++++ Data section
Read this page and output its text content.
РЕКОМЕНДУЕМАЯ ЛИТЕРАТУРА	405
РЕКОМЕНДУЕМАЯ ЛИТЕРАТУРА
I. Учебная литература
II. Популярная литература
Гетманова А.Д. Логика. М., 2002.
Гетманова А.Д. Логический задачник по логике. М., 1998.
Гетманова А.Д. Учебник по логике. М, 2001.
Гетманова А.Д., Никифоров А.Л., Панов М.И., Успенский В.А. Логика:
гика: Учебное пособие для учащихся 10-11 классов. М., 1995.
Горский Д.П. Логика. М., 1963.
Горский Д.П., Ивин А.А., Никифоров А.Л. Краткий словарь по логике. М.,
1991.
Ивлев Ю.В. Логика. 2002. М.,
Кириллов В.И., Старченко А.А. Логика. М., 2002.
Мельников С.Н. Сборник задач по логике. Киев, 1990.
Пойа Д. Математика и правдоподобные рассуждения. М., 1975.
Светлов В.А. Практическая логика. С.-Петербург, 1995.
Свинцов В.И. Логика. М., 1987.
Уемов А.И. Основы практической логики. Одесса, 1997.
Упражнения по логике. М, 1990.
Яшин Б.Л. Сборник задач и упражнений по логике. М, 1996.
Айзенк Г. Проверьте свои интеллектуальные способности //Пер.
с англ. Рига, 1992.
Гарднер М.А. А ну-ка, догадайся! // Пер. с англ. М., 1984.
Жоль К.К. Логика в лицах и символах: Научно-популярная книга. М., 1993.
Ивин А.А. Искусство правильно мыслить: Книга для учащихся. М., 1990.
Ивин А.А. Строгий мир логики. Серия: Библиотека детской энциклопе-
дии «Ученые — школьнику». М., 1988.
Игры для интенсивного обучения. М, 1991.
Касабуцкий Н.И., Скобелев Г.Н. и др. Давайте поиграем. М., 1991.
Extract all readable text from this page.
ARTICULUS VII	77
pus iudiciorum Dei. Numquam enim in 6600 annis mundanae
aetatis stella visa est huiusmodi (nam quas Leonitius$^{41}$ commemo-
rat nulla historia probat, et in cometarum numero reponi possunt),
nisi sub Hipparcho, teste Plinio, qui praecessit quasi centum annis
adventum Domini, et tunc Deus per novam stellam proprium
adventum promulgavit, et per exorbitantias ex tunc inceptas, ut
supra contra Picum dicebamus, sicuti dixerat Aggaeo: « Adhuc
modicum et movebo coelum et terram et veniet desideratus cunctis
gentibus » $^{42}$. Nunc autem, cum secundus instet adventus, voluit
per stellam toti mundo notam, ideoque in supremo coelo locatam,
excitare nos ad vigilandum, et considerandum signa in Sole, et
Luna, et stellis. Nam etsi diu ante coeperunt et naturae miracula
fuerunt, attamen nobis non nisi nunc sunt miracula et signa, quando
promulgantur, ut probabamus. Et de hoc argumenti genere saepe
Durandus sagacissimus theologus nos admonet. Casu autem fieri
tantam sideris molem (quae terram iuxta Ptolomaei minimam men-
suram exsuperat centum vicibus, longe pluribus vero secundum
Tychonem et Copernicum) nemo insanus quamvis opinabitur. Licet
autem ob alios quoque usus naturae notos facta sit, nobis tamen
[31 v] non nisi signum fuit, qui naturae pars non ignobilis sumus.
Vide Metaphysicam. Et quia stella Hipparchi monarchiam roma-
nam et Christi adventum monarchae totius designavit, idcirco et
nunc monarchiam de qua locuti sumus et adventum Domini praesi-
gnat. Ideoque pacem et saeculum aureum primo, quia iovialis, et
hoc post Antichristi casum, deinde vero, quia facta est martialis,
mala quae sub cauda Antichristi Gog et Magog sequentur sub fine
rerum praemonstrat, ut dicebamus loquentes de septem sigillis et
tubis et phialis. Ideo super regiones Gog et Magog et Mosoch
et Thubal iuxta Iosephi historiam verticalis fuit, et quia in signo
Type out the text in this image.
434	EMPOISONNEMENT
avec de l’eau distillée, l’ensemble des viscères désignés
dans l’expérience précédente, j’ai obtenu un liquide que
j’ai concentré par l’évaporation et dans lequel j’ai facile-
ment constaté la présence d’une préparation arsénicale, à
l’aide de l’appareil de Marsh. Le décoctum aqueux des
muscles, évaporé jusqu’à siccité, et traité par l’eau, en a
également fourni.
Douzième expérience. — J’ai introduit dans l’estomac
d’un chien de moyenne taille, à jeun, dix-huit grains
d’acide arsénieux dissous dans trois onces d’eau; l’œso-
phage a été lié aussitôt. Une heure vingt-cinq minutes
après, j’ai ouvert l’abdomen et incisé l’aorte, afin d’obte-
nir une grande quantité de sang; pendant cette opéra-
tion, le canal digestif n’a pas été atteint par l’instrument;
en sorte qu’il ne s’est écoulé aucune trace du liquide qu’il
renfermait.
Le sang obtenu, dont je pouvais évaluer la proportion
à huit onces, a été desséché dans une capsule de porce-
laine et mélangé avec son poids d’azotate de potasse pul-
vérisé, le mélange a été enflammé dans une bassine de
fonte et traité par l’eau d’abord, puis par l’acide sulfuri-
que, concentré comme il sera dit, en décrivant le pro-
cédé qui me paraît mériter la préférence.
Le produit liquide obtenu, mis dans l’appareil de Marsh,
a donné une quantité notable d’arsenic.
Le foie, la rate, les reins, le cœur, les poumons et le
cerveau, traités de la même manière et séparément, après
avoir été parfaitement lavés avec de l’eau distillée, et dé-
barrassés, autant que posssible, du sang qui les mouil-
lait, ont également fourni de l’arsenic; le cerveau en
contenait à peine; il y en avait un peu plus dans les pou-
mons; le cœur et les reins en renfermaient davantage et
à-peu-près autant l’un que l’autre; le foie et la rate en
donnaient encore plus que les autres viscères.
++++++++
## Problem to solve
The records above are to be copied in full, exactly as written.

## The response
Read this page and output its text content.
РЕКОМЕНДУЕМАЯ ЛИТЕРАТУРА	405
РЕКОМЕНДУЕМАЯ ЛИТЕРАТУРА
I. Учебная литература
II. Популярная литература
Гетманова А.Д. Логика. М., 2002.
Гетманова А.Д. Логический задачник по логике. М., 1998.
Гетманова А.Д. Учебник по логике. М, 2001.
Гетманова А.Д., Никифоров А.Л., Панов М.И., Успенский В.А. Логика:
гика: Учебное пособие для учащихся 10-11 классов. М., 1995.
Горский Д.П. Логика. М., 1963.
Горский Д.П., Ивин А.А., Никифоров А.Л. Краткий словарь по логике. М.,
1991.
Ивлев Ю.В. Логика. 2002. М.,
Кириллов В.И., Старченко А.А. Логика. М., 2002.
Мельников С.Н. Сборник задач по логике. Киев, 1990.
Пойа Д. Математика и правдоподобные рассуждения. М., 1975.
Светлов В.А. Практическая логика. С.-Петербург, 1995.
Свинцов В.И. Логика. М., 1987.
Уемов А.И. Основы практической логики. Одесса, 1997.
Упражнения по логике. М, 1990.
Яшин Б.Л. Сборник задач и упражнений по логике. М, 1996.
Айзенк Г. Проверьте свои интеллектуальные способности //Пер.
с англ. Рига, 1992.
Гарднер М.А. А ну-ка, догадайся! // Пер. с англ. М., 1984.
Жоль К.К. Логика в лицах и символах: Научно-популярная книга. М., 1993.
Ивин А.А. Искусство правильно мыслить: Книга для учащихся. М., 1990.
Ивин А.А. Строгий мир логики. Серия: Библиотека детской энциклопе-
дии «Ученые — школьнику». М., 1988.
Игры для интенсивного обучения. М, 1991.
Касабуцкий Н.И., Скобелев Г.Н. и др. Давайте поиграем. М., 1991.
Extract all readable text from this page.
ARTICULUS VII	77
pus iudiciorum Dei. Numquam enim in 6600 annis mundanae
aetatis stella visa est huiusmodi (nam quas Leonitius$^{41}$ commemo-
rat nulla historia probat, et in cometarum numero reponi possunt),
nisi sub Hipparcho, teste Plinio, qui praecessit quasi centum annis
adventum Domini, et tunc Deus per novam stellam proprium
adventum promulgavit, et per exorbitantias ex tunc inceptas, ut
supra contra Picum dicebamus, sicuti dixerat Aggaeo: « Adhuc
modicum et movebo coelum et terram et veniet desideratus cunctis
gentibus » $^{42}$. Nunc autem, cum secundus instet adventus, voluit
per stellam toti mundo notam, ideoque in supremo coelo locatam,
excitare nos ad vigilandum, et considerandum signa in Sole, et
Luna, et stellis. Nam etsi diu ante coeperunt et naturae miracula
fuerunt, attamen nobis non nisi nunc sunt miracula et signa, quando
promulgantur, ut probabamus. Et de hoc argumenti genere saepe
Durandus sagacissimus theologus nos admonet. Casu autem fieri
tantam sideris molem (quae terram iuxta Ptolomaei minimam men-
suram exsuperat centum vicibus, longe pluribus vero secundum
Tychonem et Copernicum) nemo insanus quamvis opinabitur. Licet
autem ob alios quoque usus naturae notos facta sit, nobis tamen
[31 v] non nisi signum fuit, qui naturae pars non ignobilis sumus.
Vide Metaphysicam. Et quia stella Hipparchi monarchiam roma-
nam et Christi adventum monarchae totius designavit, idcirco et
nunc monarchiam de qua locuti sumus et adventum Domini praesi-
gnat. Ideoque pacem et saeculum aureum primo, quia iovialis, et
hoc post Antichristi casum, deinde vero, quia facta est martialis,
mala quae sub cauda Antichristi Gog et Magog sequentur sub fine
rerum praemonstrat, ut dicebamus loquentes de septem sigillis et
tubis et phialis. Ideo super regiones Gog et Magog et Mosoch
et Thubal iuxta Iosephi historiam verticalis fuit, et quia in signo
Type out the text in this image.
434	EMPOISONNEMENT
avec de l’eau distillée, l’ensemble des viscères désignés
dans l’expérience précédente, j’ai obtenu un liquide que
j’ai concentré par l’évaporation et dans lequel j’ai facile-
ment constaté la présence d’une préparation arsénicale, à
l’aide de l’appareil de Marsh. Le décoctum aqueux des
muscles, évaporé jusqu’à siccité, et traité par l’eau, en a
également fourni.
Douzième expérience. — J’ai introduit dans l’estomac
d’un chien de moyenne taille, à jeun, dix-huit grains
d’acide arsénieux dissous dans trois onces d’eau; l’œso-
phage a été lié aussitôt. Une heure vingt-cinq minutes
après, j’ai ouvert l’abdomen et incisé l’aorte, afin d’obte-
nir une grande quantité de sang; pendant cette opéra-
tion, le canal digestif n’a pas été atteint par l’instrument;
en sorte qu’il ne s’est écoulé aucune trace du liquide qu’il
renfermait.
Le sang obtenu, dont je pouvais évaluer la proportion
à huit onces, a été desséché dans une capsule de porce-
laine et mélangé avec son poids d’azotate de potasse pul-
vérisé, le mélange a été enflammé dans une bassine de
fonte et traité par l’eau d’abord, puis par l’acide sulfuri-
que, concentré comme il sera dit, en décrivant le pro-
cédé qui me paraît mériter la préférence.
Le produit liquide obtenu, mis dans l’appareil de Marsh,
a donné une quantité notable d’arsenic.
Le foie, la rate, les reins, le cœur, les poumons et le
cerveau, traités de la même manière et séparément, après
avoir été parfaitement lavés avec de l’eau distillée, et dé-
barrassés, autant que posssible, du sang qui les mouil-
lait, ont également fourni de l’arsenic; le cerveau en
contenait à peine; il y en avait un peu plus dans les pou-
mons; le cœur et les reins en renfermaient davantage et
à-peu-près autant l’un que l’autre; le foie et la rate en
donnaient encore plus que les autres viscères.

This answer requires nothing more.